Each line below either holds the string "true" or doesn't. Count those that do and give only the number.

[Begin STORED RECORDS]

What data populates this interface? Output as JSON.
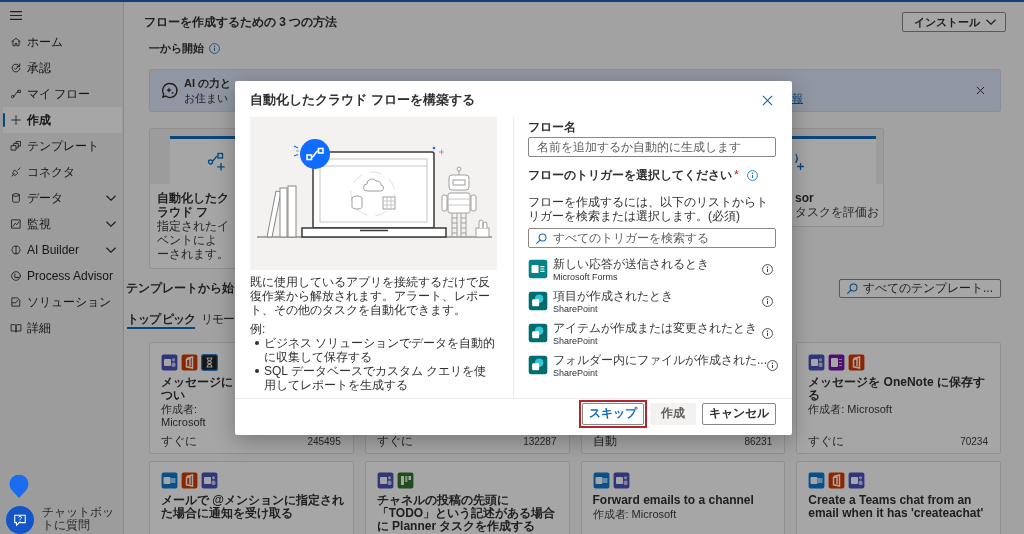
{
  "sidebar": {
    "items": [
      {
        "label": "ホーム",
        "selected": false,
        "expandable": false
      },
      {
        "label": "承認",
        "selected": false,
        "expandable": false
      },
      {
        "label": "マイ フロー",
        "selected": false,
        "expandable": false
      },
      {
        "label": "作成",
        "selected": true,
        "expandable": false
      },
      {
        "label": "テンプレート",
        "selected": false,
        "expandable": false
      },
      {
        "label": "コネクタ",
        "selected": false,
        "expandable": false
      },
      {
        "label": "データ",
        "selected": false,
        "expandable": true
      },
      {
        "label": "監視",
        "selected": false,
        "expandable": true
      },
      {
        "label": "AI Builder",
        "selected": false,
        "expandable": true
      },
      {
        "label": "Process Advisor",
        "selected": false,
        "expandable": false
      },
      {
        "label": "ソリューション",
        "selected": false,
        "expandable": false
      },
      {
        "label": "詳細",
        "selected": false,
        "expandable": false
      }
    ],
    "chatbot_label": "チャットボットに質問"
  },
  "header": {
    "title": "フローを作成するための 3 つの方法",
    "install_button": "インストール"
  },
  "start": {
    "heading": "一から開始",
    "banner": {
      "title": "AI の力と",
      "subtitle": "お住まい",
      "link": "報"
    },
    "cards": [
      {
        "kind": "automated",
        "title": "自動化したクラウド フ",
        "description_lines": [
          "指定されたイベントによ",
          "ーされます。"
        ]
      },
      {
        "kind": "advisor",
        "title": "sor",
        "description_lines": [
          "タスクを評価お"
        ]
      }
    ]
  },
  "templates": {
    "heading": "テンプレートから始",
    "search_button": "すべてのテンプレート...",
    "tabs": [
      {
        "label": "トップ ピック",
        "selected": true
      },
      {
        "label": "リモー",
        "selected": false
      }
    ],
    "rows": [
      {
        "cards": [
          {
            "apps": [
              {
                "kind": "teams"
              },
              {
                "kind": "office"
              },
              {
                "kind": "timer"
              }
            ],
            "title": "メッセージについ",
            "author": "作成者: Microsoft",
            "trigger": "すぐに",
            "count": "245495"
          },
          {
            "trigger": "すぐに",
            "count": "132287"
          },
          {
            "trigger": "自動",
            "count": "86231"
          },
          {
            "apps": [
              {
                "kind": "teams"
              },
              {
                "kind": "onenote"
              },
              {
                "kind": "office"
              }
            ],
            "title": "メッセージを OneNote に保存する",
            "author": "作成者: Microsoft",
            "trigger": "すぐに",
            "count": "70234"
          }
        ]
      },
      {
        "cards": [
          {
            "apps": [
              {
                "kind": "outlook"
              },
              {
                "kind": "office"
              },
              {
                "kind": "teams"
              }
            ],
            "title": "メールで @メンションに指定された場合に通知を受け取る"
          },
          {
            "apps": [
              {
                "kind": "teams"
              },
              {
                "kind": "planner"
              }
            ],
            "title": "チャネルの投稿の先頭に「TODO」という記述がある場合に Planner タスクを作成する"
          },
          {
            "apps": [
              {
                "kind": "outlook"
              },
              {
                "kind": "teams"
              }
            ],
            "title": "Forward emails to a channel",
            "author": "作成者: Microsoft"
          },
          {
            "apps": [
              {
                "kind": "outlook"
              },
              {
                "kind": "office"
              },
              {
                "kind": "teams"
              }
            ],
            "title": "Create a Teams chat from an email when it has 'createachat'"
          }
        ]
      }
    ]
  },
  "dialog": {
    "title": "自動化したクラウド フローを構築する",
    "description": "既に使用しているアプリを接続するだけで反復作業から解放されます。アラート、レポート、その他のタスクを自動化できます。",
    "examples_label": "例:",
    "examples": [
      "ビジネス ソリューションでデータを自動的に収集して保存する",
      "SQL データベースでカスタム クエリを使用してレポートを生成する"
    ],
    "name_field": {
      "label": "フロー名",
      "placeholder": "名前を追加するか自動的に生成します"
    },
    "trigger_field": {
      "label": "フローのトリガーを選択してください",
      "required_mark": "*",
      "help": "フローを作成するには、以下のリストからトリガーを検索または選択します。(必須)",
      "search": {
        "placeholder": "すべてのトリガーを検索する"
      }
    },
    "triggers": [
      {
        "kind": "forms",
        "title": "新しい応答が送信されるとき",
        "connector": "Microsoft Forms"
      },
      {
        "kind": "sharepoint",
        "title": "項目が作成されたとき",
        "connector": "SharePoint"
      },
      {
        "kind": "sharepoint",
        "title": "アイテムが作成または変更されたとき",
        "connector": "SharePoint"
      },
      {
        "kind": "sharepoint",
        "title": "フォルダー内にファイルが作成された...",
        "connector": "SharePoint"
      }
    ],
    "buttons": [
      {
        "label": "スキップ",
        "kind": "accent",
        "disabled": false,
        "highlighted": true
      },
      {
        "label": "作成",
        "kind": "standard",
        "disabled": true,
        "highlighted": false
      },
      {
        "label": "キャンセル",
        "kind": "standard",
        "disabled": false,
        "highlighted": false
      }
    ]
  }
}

[End STORED RECORDS]

**FULL RESPONSE:** 7